start INPUT
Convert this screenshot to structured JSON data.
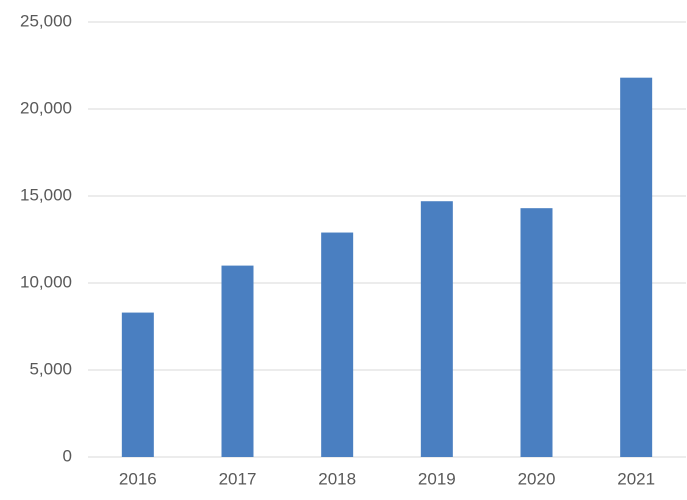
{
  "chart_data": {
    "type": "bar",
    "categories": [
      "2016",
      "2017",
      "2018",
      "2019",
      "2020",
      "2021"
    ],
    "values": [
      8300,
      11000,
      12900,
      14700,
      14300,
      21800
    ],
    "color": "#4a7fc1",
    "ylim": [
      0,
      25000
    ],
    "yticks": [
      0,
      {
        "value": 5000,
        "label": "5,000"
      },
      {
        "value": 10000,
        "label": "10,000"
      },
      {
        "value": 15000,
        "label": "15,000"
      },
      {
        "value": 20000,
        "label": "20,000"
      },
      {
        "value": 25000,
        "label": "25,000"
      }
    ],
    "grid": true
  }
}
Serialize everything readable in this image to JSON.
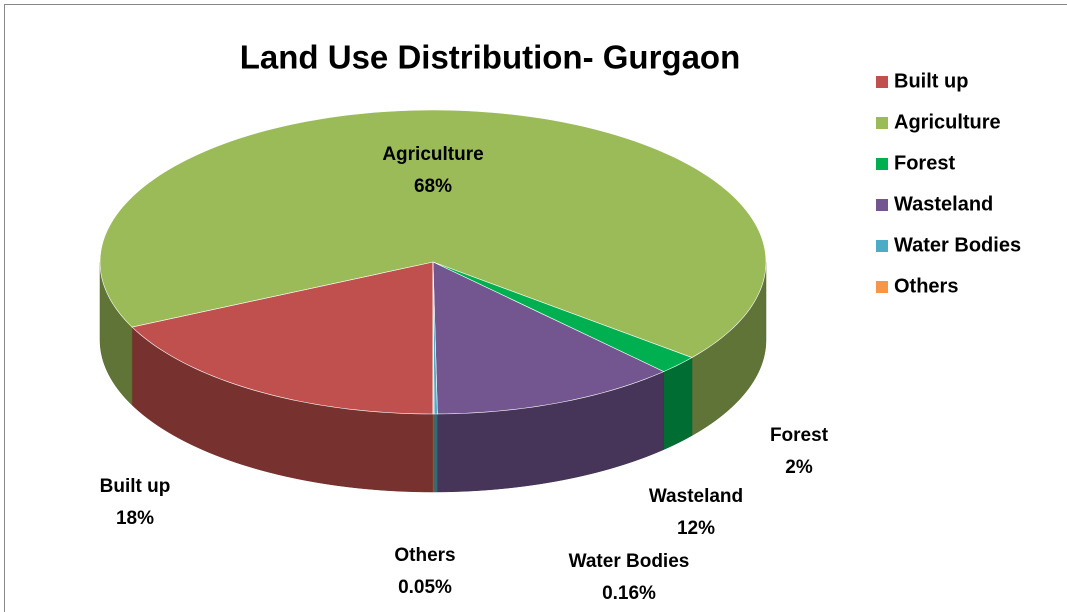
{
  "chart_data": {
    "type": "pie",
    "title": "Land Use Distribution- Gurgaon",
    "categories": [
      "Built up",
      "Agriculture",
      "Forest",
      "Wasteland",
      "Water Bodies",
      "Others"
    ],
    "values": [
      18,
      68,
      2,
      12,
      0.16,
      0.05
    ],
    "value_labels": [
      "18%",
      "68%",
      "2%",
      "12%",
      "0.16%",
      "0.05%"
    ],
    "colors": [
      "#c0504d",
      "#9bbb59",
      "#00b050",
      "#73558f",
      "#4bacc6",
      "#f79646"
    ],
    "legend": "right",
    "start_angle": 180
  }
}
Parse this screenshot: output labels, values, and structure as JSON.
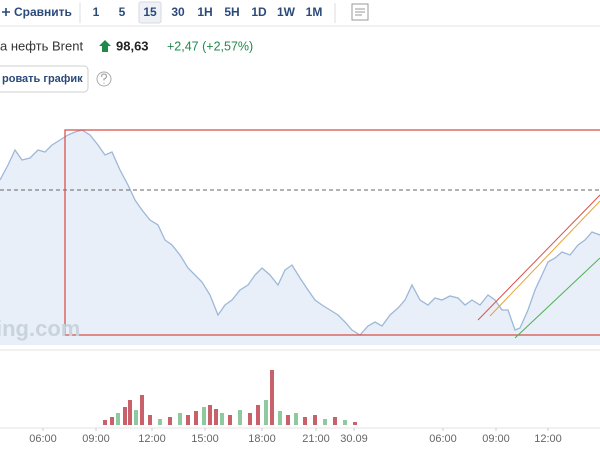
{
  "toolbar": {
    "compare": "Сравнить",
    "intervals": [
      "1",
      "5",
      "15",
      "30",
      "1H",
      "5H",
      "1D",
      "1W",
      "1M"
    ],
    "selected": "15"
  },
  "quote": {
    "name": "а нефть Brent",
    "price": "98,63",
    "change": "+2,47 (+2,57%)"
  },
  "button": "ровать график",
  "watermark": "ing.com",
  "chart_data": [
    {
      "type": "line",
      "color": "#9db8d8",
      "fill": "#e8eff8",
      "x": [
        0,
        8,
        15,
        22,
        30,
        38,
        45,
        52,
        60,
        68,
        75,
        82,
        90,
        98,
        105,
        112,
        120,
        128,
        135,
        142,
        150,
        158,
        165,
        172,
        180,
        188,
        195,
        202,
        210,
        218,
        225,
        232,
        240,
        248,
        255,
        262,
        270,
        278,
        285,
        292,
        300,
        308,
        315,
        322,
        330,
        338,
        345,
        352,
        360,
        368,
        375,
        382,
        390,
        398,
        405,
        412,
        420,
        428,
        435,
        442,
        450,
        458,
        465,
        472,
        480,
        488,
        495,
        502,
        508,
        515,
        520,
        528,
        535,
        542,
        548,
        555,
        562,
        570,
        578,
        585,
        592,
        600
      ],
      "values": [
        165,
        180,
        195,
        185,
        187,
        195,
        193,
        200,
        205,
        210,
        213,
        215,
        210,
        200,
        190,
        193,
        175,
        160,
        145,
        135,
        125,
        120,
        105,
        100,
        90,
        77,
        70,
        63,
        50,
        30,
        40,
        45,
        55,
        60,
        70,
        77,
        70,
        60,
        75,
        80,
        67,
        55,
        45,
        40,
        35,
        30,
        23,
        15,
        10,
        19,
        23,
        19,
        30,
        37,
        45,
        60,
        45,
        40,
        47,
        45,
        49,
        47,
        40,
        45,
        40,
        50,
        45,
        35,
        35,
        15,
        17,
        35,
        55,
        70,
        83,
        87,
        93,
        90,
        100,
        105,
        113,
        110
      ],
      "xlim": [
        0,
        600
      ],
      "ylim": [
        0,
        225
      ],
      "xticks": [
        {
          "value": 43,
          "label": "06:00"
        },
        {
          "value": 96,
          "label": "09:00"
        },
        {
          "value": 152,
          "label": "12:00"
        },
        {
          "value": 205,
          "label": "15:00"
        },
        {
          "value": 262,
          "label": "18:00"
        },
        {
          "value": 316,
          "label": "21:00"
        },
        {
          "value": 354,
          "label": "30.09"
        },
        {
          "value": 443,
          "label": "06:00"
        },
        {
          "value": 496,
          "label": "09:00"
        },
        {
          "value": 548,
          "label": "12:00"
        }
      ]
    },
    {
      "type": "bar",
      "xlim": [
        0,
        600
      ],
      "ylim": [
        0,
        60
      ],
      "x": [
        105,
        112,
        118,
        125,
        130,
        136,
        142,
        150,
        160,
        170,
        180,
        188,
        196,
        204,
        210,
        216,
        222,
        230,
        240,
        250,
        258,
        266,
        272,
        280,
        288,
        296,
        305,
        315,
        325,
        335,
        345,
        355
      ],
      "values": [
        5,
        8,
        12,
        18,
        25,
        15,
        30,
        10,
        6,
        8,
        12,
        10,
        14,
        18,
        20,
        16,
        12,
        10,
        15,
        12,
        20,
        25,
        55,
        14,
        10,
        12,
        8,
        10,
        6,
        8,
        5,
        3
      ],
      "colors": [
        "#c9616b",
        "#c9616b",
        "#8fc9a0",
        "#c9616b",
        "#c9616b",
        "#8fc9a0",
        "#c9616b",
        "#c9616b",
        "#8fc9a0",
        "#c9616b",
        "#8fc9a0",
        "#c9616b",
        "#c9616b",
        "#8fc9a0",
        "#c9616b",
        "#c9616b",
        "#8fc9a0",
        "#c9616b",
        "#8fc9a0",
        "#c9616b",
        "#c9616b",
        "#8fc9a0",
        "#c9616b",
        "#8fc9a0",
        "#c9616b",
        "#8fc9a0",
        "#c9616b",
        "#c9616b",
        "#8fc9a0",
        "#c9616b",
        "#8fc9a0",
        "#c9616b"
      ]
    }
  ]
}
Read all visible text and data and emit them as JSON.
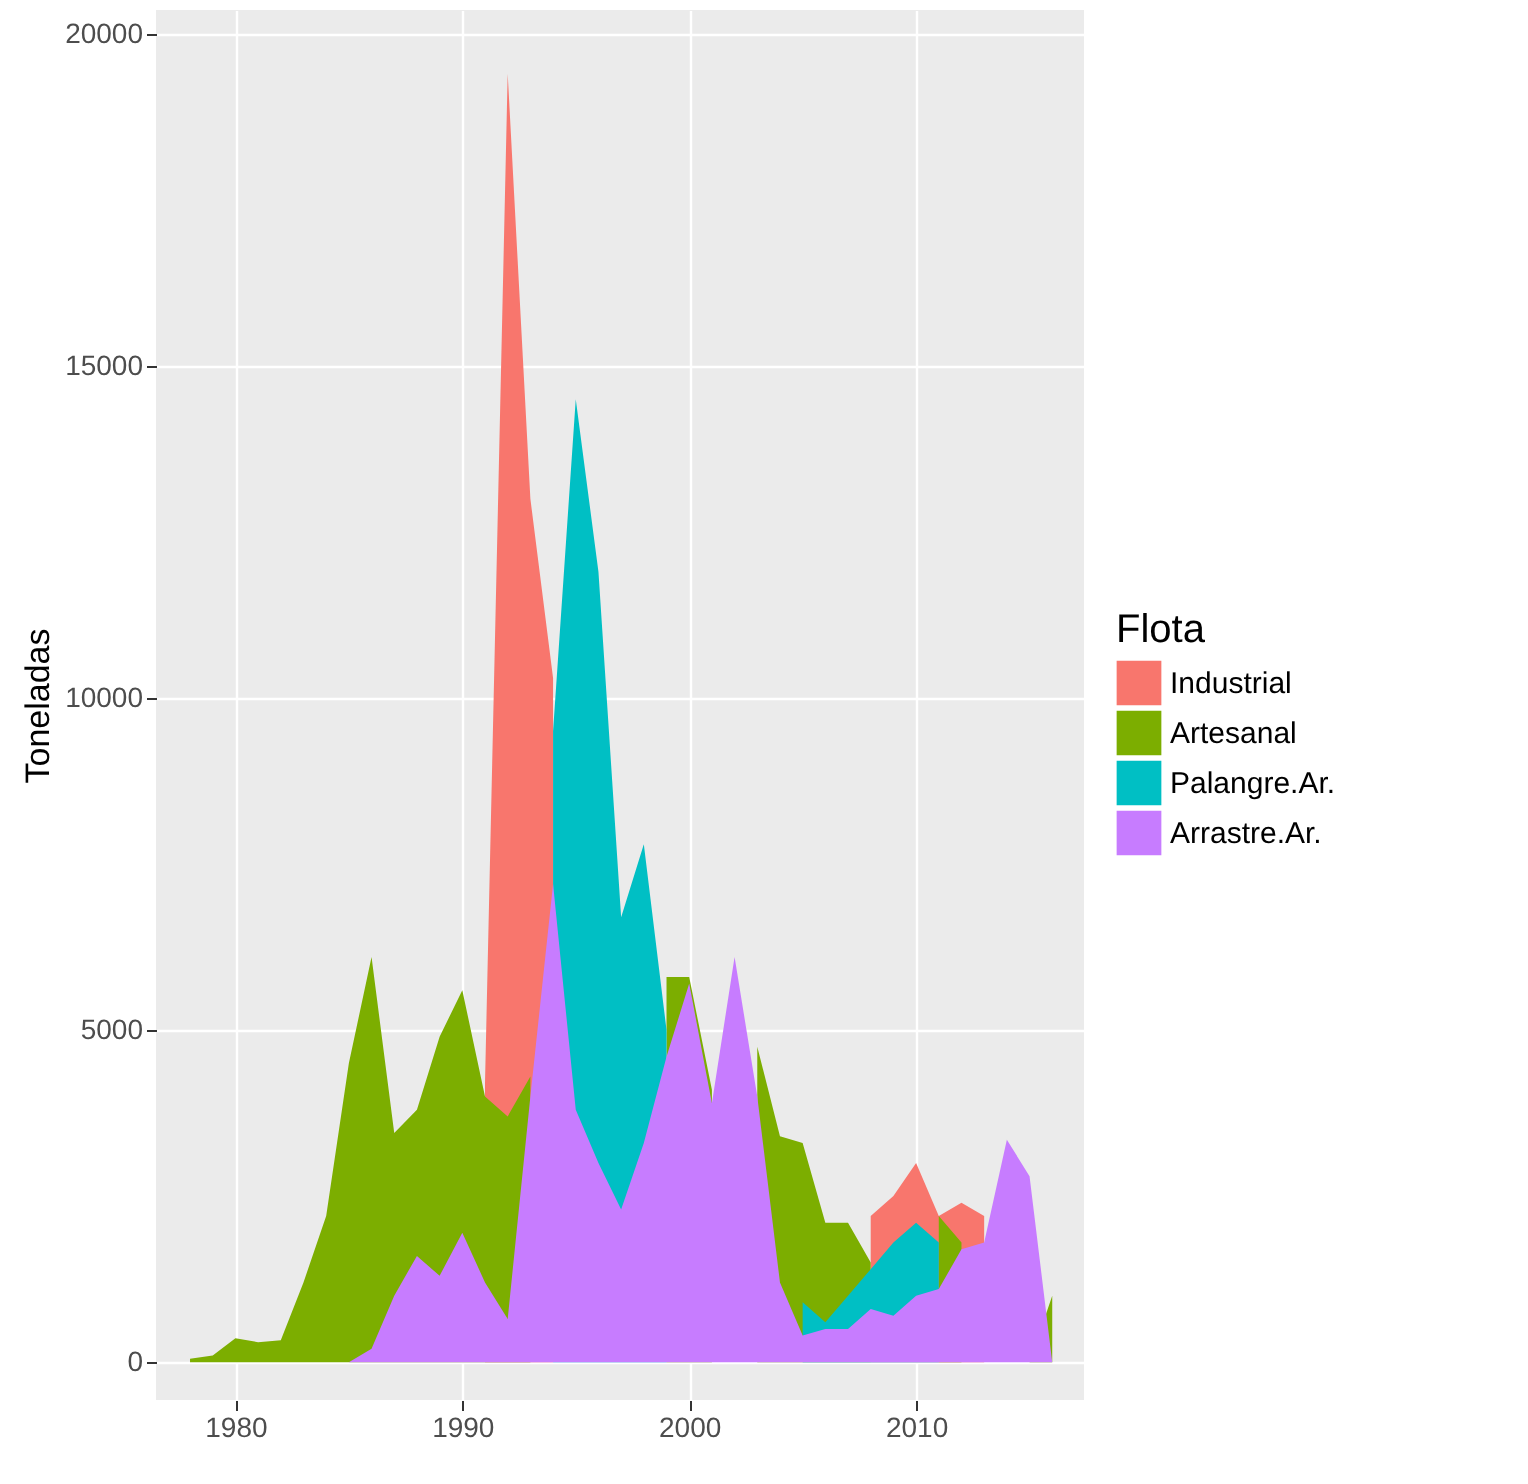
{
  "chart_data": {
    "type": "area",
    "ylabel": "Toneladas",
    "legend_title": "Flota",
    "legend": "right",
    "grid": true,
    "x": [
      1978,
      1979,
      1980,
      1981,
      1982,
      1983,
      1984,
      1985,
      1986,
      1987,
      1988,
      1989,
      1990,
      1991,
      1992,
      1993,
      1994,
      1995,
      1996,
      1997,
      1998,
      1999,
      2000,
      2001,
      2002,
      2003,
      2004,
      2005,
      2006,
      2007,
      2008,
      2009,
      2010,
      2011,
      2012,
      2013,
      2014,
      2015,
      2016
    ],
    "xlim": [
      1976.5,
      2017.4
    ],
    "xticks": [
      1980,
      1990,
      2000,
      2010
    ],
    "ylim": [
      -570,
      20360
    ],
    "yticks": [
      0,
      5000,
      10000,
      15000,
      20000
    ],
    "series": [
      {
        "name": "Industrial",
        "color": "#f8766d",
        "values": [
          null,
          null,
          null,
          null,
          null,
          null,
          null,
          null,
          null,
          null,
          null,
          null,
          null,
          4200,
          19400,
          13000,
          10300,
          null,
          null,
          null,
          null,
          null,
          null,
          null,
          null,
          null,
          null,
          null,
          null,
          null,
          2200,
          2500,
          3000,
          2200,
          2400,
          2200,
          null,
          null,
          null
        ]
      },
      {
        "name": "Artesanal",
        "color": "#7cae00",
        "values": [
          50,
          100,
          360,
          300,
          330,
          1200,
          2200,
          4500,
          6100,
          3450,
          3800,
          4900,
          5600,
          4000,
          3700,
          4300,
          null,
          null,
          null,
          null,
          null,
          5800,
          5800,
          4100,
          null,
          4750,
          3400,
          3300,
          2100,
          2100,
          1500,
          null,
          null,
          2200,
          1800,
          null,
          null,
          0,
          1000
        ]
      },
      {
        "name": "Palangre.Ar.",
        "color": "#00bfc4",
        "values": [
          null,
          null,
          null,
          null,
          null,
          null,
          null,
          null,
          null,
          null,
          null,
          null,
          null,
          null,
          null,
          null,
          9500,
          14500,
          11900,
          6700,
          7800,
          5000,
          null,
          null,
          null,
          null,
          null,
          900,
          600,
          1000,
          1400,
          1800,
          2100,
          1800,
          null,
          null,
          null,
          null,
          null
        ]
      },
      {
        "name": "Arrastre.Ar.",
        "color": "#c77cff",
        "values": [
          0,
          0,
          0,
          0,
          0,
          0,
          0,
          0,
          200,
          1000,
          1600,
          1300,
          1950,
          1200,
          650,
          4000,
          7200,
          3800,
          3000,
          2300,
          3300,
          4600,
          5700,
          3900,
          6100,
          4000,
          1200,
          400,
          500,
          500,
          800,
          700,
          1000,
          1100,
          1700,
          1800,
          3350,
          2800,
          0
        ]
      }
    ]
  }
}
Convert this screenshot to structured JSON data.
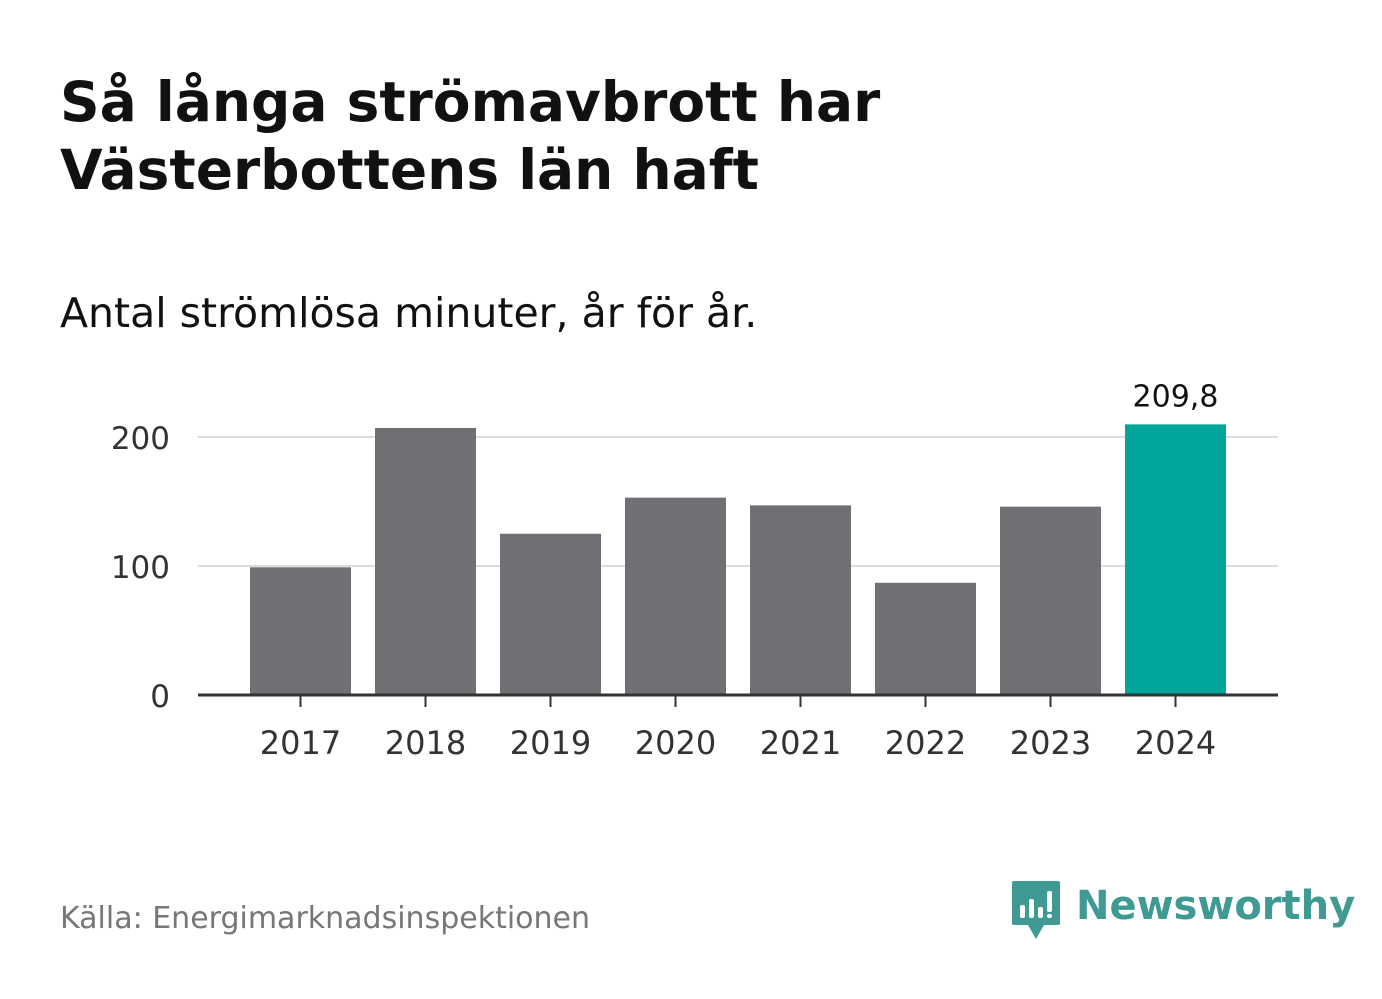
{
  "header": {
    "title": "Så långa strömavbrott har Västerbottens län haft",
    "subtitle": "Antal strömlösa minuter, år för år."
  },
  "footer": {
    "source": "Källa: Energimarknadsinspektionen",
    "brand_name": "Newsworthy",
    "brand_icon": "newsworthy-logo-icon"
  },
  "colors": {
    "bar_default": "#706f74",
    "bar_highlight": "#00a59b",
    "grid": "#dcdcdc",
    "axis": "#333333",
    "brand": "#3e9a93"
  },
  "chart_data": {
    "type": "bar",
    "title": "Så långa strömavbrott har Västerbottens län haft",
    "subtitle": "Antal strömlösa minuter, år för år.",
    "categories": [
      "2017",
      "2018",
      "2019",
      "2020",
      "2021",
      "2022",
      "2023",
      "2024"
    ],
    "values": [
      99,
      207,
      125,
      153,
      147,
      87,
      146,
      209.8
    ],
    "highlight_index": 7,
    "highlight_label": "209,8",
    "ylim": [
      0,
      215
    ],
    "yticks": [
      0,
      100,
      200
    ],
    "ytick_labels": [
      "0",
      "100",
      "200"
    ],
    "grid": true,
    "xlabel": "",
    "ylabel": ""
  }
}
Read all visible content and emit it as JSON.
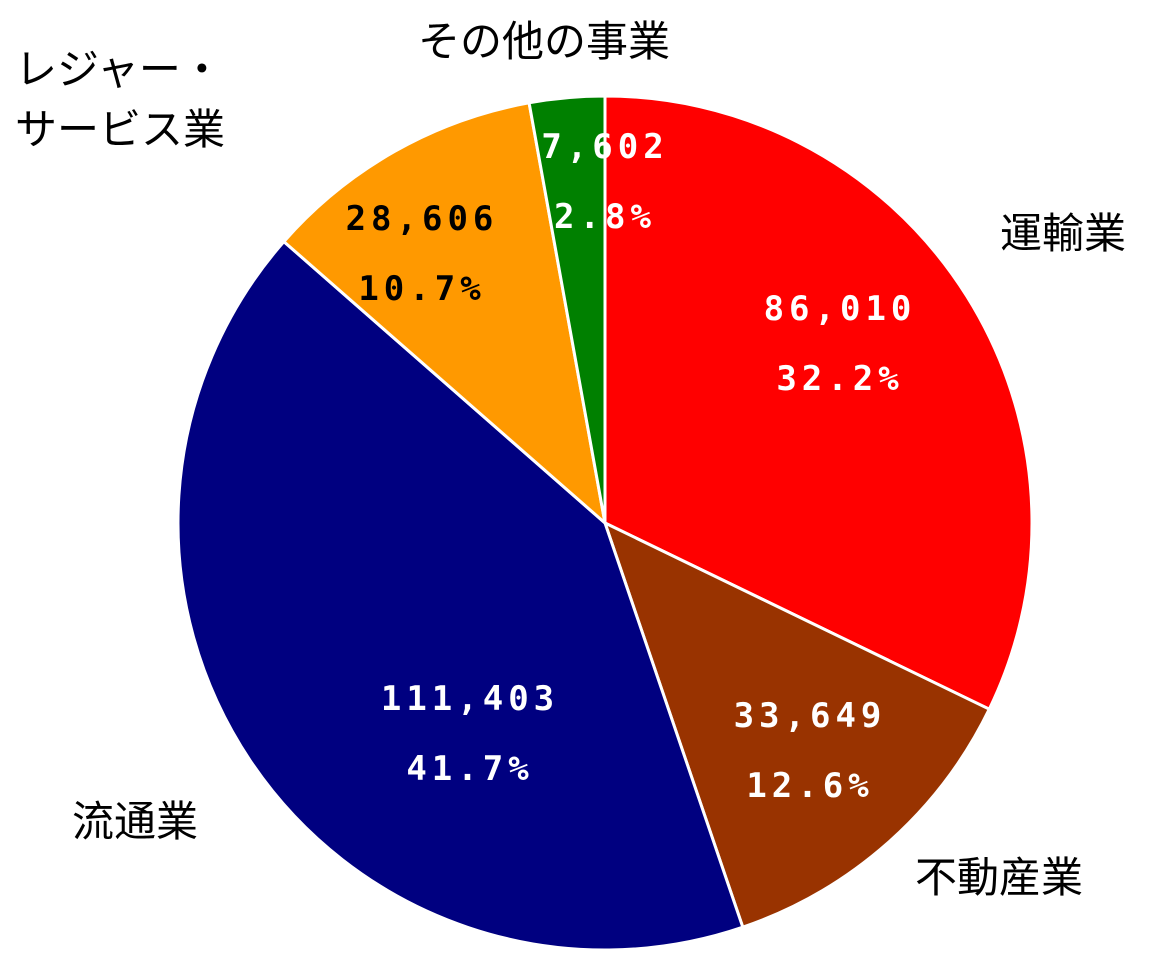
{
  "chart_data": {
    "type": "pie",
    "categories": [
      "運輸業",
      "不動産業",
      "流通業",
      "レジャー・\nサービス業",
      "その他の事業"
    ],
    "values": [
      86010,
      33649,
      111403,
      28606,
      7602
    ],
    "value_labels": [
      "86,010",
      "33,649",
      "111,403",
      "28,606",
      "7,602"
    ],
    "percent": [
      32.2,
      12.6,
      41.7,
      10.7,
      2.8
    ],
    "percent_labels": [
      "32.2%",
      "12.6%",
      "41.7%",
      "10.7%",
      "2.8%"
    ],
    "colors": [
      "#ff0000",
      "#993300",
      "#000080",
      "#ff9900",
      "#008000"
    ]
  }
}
end INPUT
EXERCISE TASK: Go through the material and copy out every line with "strömlösa" in it.

REPLY:
    "subtitle": "Antal strömlösa minuter, år för år."
    "subtitle": "Antal strömlösa minuter, år för år.",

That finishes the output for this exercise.